# Provided records
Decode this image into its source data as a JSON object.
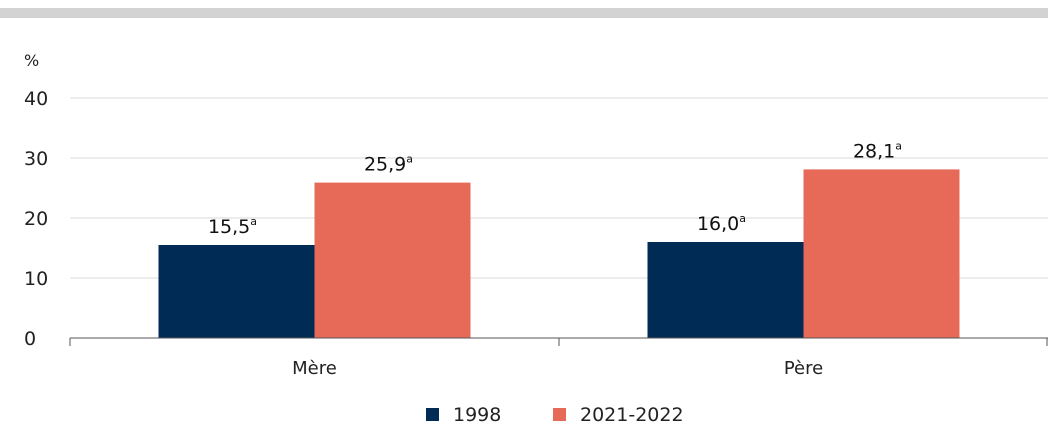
{
  "unit_label": "%",
  "chart_data": {
    "type": "bar",
    "categories": [
      "Mère",
      "Père"
    ],
    "series": [
      {
        "name": "1998",
        "values": [
          15.5,
          16.0
        ],
        "labels": [
          "15,5",
          "16,0"
        ],
        "note": [
          "a",
          "a"
        ],
        "color": "#002b54"
      },
      {
        "name": "2021-2022",
        "values": [
          25.9,
          28.1
        ],
        "labels": [
          "25,9",
          "28,1"
        ],
        "note": [
          "a",
          "a"
        ],
        "color": "#e76a58"
      }
    ],
    "yticks": [
      "0",
      "10",
      "20",
      "30",
      "40"
    ],
    "ylim": [
      0,
      40
    ],
    "grid": true,
    "legend_position": "bottom"
  }
}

# Problem to work on
Leaving out the pictures, repeat the data above exactly.

# Exercise output
Decode this image into its source data as a JSON object.
{
  "unit_label": "%",
  "chart_data": {
    "type": "bar",
    "categories": [
      "Mère",
      "Père"
    ],
    "series": [
      {
        "name": "1998",
        "values": [
          15.5,
          16.0
        ],
        "labels": [
          "15,5",
          "16,0"
        ],
        "note": [
          "a",
          "a"
        ],
        "color": "#002b54"
      },
      {
        "name": "2021-2022",
        "values": [
          25.9,
          28.1
        ],
        "labels": [
          "25,9",
          "28,1"
        ],
        "note": [
          "a",
          "a"
        ],
        "color": "#e76a58"
      }
    ],
    "yticks": [
      "0",
      "10",
      "20",
      "30",
      "40"
    ],
    "ylim": [
      0,
      40
    ],
    "grid": true,
    "legend_position": "bottom"
  }
}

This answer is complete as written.